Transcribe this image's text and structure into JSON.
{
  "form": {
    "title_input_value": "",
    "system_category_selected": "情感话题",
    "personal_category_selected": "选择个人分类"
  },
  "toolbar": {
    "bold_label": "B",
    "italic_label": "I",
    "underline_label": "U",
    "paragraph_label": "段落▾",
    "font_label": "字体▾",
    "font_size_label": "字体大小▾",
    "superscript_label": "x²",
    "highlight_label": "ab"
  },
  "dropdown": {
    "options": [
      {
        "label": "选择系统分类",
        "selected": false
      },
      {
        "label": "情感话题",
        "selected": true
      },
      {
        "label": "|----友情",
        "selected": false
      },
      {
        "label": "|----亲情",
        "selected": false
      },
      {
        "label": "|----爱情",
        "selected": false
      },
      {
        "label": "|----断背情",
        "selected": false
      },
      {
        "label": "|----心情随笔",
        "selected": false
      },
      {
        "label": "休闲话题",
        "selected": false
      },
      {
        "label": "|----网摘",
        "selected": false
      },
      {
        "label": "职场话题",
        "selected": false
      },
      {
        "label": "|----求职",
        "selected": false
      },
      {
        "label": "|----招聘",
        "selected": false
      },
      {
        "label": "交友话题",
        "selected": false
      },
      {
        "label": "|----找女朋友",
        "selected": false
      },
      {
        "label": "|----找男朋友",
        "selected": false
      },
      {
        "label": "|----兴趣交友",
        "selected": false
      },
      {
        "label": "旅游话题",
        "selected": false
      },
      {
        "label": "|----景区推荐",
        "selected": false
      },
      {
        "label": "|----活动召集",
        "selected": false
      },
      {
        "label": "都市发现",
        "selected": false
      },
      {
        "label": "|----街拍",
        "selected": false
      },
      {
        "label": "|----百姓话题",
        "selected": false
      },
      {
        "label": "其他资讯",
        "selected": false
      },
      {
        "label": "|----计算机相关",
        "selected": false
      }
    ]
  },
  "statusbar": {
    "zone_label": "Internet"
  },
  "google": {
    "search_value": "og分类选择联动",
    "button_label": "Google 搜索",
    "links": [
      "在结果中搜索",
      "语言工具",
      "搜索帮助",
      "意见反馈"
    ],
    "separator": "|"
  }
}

> Written request: Return every record above exactly as it appears.

> Solved exercise:
Transcribe this image's text and structure into JSON.
{
  "form": {
    "title_input_value": "",
    "system_category_selected": "情感话题",
    "personal_category_selected": "选择个人分类"
  },
  "toolbar": {
    "bold_label": "B",
    "italic_label": "I",
    "underline_label": "U",
    "paragraph_label": "段落▾",
    "font_label": "字体▾",
    "font_size_label": "字体大小▾",
    "superscript_label": "x²",
    "highlight_label": "ab"
  },
  "dropdown": {
    "options": [
      {
        "label": "选择系统分类",
        "selected": false
      },
      {
        "label": "情感话题",
        "selected": true
      },
      {
        "label": "|----友情",
        "selected": false
      },
      {
        "label": "|----亲情",
        "selected": false
      },
      {
        "label": "|----爱情",
        "selected": false
      },
      {
        "label": "|----断背情",
        "selected": false
      },
      {
        "label": "|----心情随笔",
        "selected": false
      },
      {
        "label": "休闲话题",
        "selected": false
      },
      {
        "label": "|----网摘",
        "selected": false
      },
      {
        "label": "职场话题",
        "selected": false
      },
      {
        "label": "|----求职",
        "selected": false
      },
      {
        "label": "|----招聘",
        "selected": false
      },
      {
        "label": "交友话题",
        "selected": false
      },
      {
        "label": "|----找女朋友",
        "selected": false
      },
      {
        "label": "|----找男朋友",
        "selected": false
      },
      {
        "label": "|----兴趣交友",
        "selected": false
      },
      {
        "label": "旅游话题",
        "selected": false
      },
      {
        "label": "|----景区推荐",
        "selected": false
      },
      {
        "label": "|----活动召集",
        "selected": false
      },
      {
        "label": "都市发现",
        "selected": false
      },
      {
        "label": "|----街拍",
        "selected": false
      },
      {
        "label": "|----百姓话题",
        "selected": false
      },
      {
        "label": "其他资讯",
        "selected": false
      },
      {
        "label": "|----计算机相关",
        "selected": false
      }
    ]
  },
  "statusbar": {
    "zone_label": "Internet"
  },
  "google": {
    "search_value": "og分类选择联动",
    "button_label": "Google 搜索",
    "links": [
      "在结果中搜索",
      "语言工具",
      "搜索帮助",
      "意见反馈"
    ],
    "separator": "|"
  }
}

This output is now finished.